=== Short exercise ===
Copy every line of the following data that includes the string "label".

[Rows from a figure dataset]
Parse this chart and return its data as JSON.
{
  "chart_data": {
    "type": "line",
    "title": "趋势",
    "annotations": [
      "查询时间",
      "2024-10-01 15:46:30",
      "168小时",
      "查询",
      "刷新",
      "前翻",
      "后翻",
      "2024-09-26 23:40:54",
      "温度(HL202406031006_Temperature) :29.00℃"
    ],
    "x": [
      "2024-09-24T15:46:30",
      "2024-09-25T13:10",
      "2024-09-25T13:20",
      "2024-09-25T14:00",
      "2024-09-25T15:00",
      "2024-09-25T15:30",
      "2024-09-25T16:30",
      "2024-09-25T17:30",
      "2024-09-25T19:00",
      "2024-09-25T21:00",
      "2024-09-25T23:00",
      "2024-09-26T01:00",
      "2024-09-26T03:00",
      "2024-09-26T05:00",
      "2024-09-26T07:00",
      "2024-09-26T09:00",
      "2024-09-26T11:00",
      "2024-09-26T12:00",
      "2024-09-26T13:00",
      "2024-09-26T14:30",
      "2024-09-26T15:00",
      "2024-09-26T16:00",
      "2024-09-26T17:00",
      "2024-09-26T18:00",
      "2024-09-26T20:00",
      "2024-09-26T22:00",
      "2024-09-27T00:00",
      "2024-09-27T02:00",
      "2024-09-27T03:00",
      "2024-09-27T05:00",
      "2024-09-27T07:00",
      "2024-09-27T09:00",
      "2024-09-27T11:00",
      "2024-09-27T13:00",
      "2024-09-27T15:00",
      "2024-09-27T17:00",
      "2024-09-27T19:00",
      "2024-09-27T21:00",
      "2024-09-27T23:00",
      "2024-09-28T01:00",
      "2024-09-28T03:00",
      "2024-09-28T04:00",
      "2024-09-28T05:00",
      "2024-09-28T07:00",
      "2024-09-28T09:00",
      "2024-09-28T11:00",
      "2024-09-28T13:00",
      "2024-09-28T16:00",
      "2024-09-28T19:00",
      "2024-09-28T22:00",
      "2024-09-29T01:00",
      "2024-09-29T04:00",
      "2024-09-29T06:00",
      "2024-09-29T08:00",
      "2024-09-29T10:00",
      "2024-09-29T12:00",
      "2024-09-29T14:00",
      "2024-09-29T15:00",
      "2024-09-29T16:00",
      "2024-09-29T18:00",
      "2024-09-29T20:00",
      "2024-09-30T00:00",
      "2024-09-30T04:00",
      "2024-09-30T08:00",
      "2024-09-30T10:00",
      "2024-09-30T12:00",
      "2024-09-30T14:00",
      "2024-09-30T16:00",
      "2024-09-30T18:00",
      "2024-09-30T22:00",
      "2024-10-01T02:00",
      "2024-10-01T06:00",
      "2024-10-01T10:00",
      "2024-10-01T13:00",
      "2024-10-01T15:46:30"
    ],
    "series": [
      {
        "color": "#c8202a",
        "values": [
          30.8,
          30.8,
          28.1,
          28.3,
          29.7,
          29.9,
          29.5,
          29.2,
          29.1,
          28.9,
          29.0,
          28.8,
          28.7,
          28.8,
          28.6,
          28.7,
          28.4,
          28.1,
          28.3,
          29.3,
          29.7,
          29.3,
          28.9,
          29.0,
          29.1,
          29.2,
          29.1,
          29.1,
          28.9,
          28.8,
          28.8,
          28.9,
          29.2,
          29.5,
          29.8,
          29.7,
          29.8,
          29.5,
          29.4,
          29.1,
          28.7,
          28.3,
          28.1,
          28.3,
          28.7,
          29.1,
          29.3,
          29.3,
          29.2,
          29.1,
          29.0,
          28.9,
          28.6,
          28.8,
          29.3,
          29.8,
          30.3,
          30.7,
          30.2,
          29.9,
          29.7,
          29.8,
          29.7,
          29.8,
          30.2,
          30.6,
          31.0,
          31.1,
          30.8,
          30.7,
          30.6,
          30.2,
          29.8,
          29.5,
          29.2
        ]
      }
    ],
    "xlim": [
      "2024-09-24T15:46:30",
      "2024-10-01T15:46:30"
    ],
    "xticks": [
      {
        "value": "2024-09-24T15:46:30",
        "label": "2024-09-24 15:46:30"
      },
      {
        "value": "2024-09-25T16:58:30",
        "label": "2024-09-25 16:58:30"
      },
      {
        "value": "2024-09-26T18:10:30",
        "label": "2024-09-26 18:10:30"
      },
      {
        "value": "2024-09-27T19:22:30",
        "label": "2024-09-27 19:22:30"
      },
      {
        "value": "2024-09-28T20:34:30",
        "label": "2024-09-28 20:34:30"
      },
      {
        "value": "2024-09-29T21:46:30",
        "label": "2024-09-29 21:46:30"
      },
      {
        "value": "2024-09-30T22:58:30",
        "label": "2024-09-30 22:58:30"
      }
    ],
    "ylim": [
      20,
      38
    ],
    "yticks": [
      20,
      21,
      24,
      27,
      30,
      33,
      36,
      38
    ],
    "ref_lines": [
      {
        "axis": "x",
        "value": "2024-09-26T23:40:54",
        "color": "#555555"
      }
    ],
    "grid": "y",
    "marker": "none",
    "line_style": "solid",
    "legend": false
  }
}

=== Final answer ===
        "label": "2024-09-24 15:46:30"
        "label": "2024-09-25 16:58:30"
        "label": "2024-09-26 18:10:30"
        "label": "2024-09-27 19:22:30"
        "label": "2024-09-28 20:34:30"
        "label": "2024-09-29 21:46:30"
        "label": "2024-09-30 22:58:30"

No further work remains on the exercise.